Copy the listing below in full and skip every picture.

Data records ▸
————————

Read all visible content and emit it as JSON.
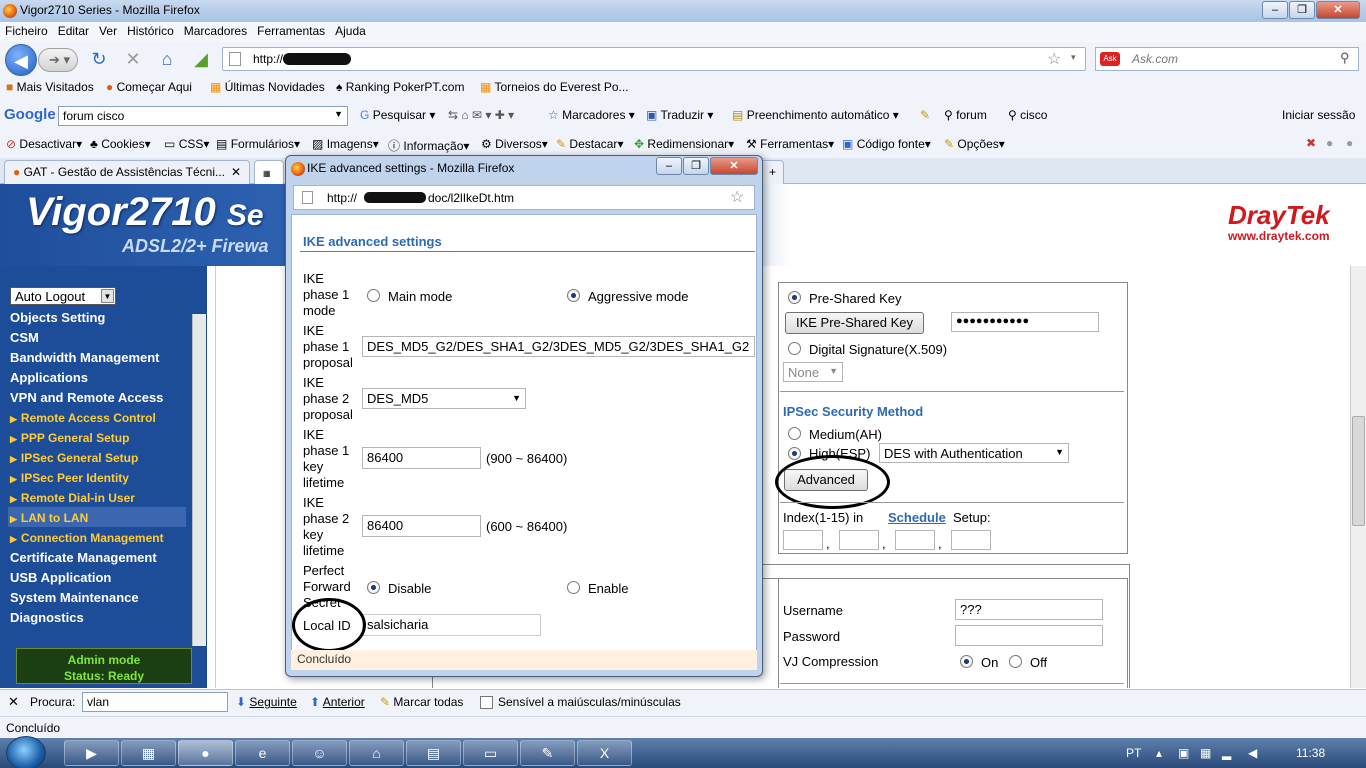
{
  "browser": {
    "window_title": "Vigor2710 Series - Mozilla Firefox",
    "menu": [
      "Ficheiro",
      "Editar",
      "Ver",
      "Histórico",
      "Marcadores",
      "Ferramentas",
      "Ajuda"
    ],
    "url": "http://",
    "search_engine": "Ask.com",
    "bookmarks": [
      "Mais Visitados",
      "Começar Aqui",
      "Últimas Novidades",
      "Ranking PokerPT.com",
      "Torneios do Everest Po..."
    ],
    "google": {
      "logo": "Google",
      "query": "forum cisco",
      "pesquisar": "Pesquisar",
      "marcadores": "Marcadores",
      "traduzir": "Traduzir",
      "preenchimento": "Preenchimento automático",
      "forum": "forum",
      "cisco": "cisco",
      "iniciar": "Iniciar sessão"
    },
    "webdev": [
      "Desactivar",
      "Cookies",
      "CSS",
      "Formulários",
      "Imagens",
      "Informação",
      "Diversos",
      "Destacar",
      "Redimensionar",
      "Ferramentas",
      "Código fonte",
      "Opções"
    ],
    "tabs": [
      {
        "label": "GAT - Gestão de Assistências Técni..."
      },
      {
        "label": ""
      }
    ],
    "status_text": "Concluído"
  },
  "router": {
    "logo_main": "Vigor2710",
    "logo_suffix": "Se",
    "logo_sub": "ADSL2/2+ Firewa",
    "brand": "DrayTek",
    "brand_url": "www.draytek.com",
    "auto_logout": "Auto Logout",
    "menu": [
      "Objects Setting",
      "CSM",
      "Bandwidth Management",
      "Applications",
      "VPN and Remote Access"
    ],
    "submenu": [
      "Remote Access Control",
      "PPP General Setup",
      "IPSec General Setup",
      "IPSec Peer Identity",
      "Remote Dial-in User",
      "LAN to LAN",
      "Connection Management"
    ],
    "menu2": [
      "Certificate Management",
      "USB Application",
      "System Maintenance",
      "Diagnostics"
    ],
    "status_line1": "Admin mode",
    "status_line2": "Status: Ready",
    "main": {
      "pre_shared_key": "Pre-Shared Key",
      "ike_psk_button": "IKE Pre-Shared Key",
      "psk_value": "●●●●●●●●●●●",
      "digital_signature": "Digital Signature(X.509)",
      "none_select": "None",
      "ipsec_method_title": "IPSec Security Method",
      "medium_ah": "Medium(AH)",
      "high_esp": "High(ESP)",
      "esp_select": "DES with Authentication",
      "advanced_button": "Advanced",
      "index_label": "Index(1-15) in",
      "schedule_link": "Schedule",
      "setup_label": "Setup:",
      "comma": ",",
      "username_label": "Username",
      "username_value": "???",
      "password_label": "Password",
      "vj_label": "VJ Compression",
      "on": "On",
      "off": "Off"
    }
  },
  "popup": {
    "title": "IKE advanced settings - Mozilla Firefox",
    "url": "http://",
    "url_path": "doc/l2lIkeDt.htm",
    "heading": "IKE advanced settings",
    "phase1_mode_label": [
      "IKE",
      "phase 1",
      "mode"
    ],
    "main_mode": "Main mode",
    "aggressive_mode": "Aggressive mode",
    "phase1_proposal_label": [
      "IKE",
      "phase 1",
      "proposal"
    ],
    "phase1_proposal_value": "DES_MD5_G2/DES_SHA1_G2/3DES_MD5_G2/3DES_SHA1_G2",
    "phase2_proposal_label": [
      "IKE",
      "phase 2",
      "proposal"
    ],
    "phase2_proposal_value": "DES_MD5",
    "phase1_lifetime_label": [
      "IKE",
      "phase 1",
      "key",
      "lifetime"
    ],
    "phase1_lifetime_value": "86400",
    "phase1_lifetime_range": "(900 ~ 86400)",
    "phase2_lifetime_label": [
      "IKE",
      "phase 2",
      "key",
      "lifetime"
    ],
    "phase2_lifetime_value": "86400",
    "phase2_lifetime_range": "(600 ~ 86400)",
    "pfs_label": [
      "Perfect",
      "Forward",
      "Secret"
    ],
    "disable": "Disable",
    "enable": "Enable",
    "local_id_label": "Local ID",
    "local_id_value": "salsicharia",
    "status": "Concluído"
  },
  "findbar": {
    "label": "Procura:",
    "value": "vlan",
    "next": "Seguinte",
    "prev": "Anterior",
    "highlight": "Marcar todas",
    "case": "Sensível a maiúsculas/minúsculas"
  },
  "taskbar": {
    "lang": "PT",
    "time": "11:38"
  }
}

————————

THE ANSWER ▸
Read all visible content and emit it as JSON.
{
  "browser": {
    "window_title": "Vigor2710 Series - Mozilla Firefox",
    "menu": [
      "Ficheiro",
      "Editar",
      "Ver",
      "Histórico",
      "Marcadores",
      "Ferramentas",
      "Ajuda"
    ],
    "url": "http://",
    "search_engine": "Ask.com",
    "bookmarks": [
      "Mais Visitados",
      "Começar Aqui",
      "Últimas Novidades",
      "Ranking PokerPT.com",
      "Torneios do Everest Po..."
    ],
    "google": {
      "logo": "Google",
      "query": "forum cisco",
      "pesquisar": "Pesquisar",
      "marcadores": "Marcadores",
      "traduzir": "Traduzir",
      "preenchimento": "Preenchimento automático",
      "forum": "forum",
      "cisco": "cisco",
      "iniciar": "Iniciar sessão"
    },
    "webdev": [
      "Desactivar",
      "Cookies",
      "CSS",
      "Formulários",
      "Imagens",
      "Informação",
      "Diversos",
      "Destacar",
      "Redimensionar",
      "Ferramentas",
      "Código fonte",
      "Opções"
    ],
    "tabs": [
      {
        "label": "GAT - Gestão de Assistências Técni..."
      },
      {
        "label": ""
      }
    ],
    "status_text": "Concluído"
  },
  "router": {
    "logo_main": "Vigor2710",
    "logo_suffix": "Se",
    "logo_sub": "ADSL2/2+ Firewa",
    "brand": "DrayTek",
    "brand_url": "www.draytek.com",
    "auto_logout": "Auto Logout",
    "menu": [
      "Objects Setting",
      "CSM",
      "Bandwidth Management",
      "Applications",
      "VPN and Remote Access"
    ],
    "submenu": [
      "Remote Access Control",
      "PPP General Setup",
      "IPSec General Setup",
      "IPSec Peer Identity",
      "Remote Dial-in User",
      "LAN to LAN",
      "Connection Management"
    ],
    "menu2": [
      "Certificate Management",
      "USB Application",
      "System Maintenance",
      "Diagnostics"
    ],
    "status_line1": "Admin mode",
    "status_line2": "Status: Ready",
    "main": {
      "pre_shared_key": "Pre-Shared Key",
      "ike_psk_button": "IKE Pre-Shared Key",
      "psk_value": "●●●●●●●●●●●",
      "digital_signature": "Digital Signature(X.509)",
      "none_select": "None",
      "ipsec_method_title": "IPSec Security Method",
      "medium_ah": "Medium(AH)",
      "high_esp": "High(ESP)",
      "esp_select": "DES with Authentication",
      "advanced_button": "Advanced",
      "index_label": "Index(1-15) in",
      "schedule_link": "Schedule",
      "setup_label": "Setup:",
      "comma": ",",
      "username_label": "Username",
      "username_value": "???",
      "password_label": "Password",
      "vj_label": "VJ Compression",
      "on": "On",
      "off": "Off"
    }
  },
  "popup": {
    "title": "IKE advanced settings - Mozilla Firefox",
    "url": "http://",
    "url_path": "doc/l2lIkeDt.htm",
    "heading": "IKE advanced settings",
    "phase1_mode_label": [
      "IKE",
      "phase 1",
      "mode"
    ],
    "main_mode": "Main mode",
    "aggressive_mode": "Aggressive mode",
    "phase1_proposal_label": [
      "IKE",
      "phase 1",
      "proposal"
    ],
    "phase1_proposal_value": "DES_MD5_G2/DES_SHA1_G2/3DES_MD5_G2/3DES_SHA1_G2",
    "phase2_proposal_label": [
      "IKE",
      "phase 2",
      "proposal"
    ],
    "phase2_proposal_value": "DES_MD5",
    "phase1_lifetime_label": [
      "IKE",
      "phase 1",
      "key",
      "lifetime"
    ],
    "phase1_lifetime_value": "86400",
    "phase1_lifetime_range": "(900 ~ 86400)",
    "phase2_lifetime_label": [
      "IKE",
      "phase 2",
      "key",
      "lifetime"
    ],
    "phase2_lifetime_value": "86400",
    "phase2_lifetime_range": "(600 ~ 86400)",
    "pfs_label": [
      "Perfect",
      "Forward",
      "Secret"
    ],
    "disable": "Disable",
    "enable": "Enable",
    "local_id_label": "Local ID",
    "local_id_value": "salsicharia",
    "status": "Concluído"
  },
  "findbar": {
    "label": "Procura:",
    "value": "vlan",
    "next": "Seguinte",
    "prev": "Anterior",
    "highlight": "Marcar todas",
    "case": "Sensível a maiúsculas/minúsculas"
  },
  "taskbar": {
    "lang": "PT",
    "time": "11:38"
  }
}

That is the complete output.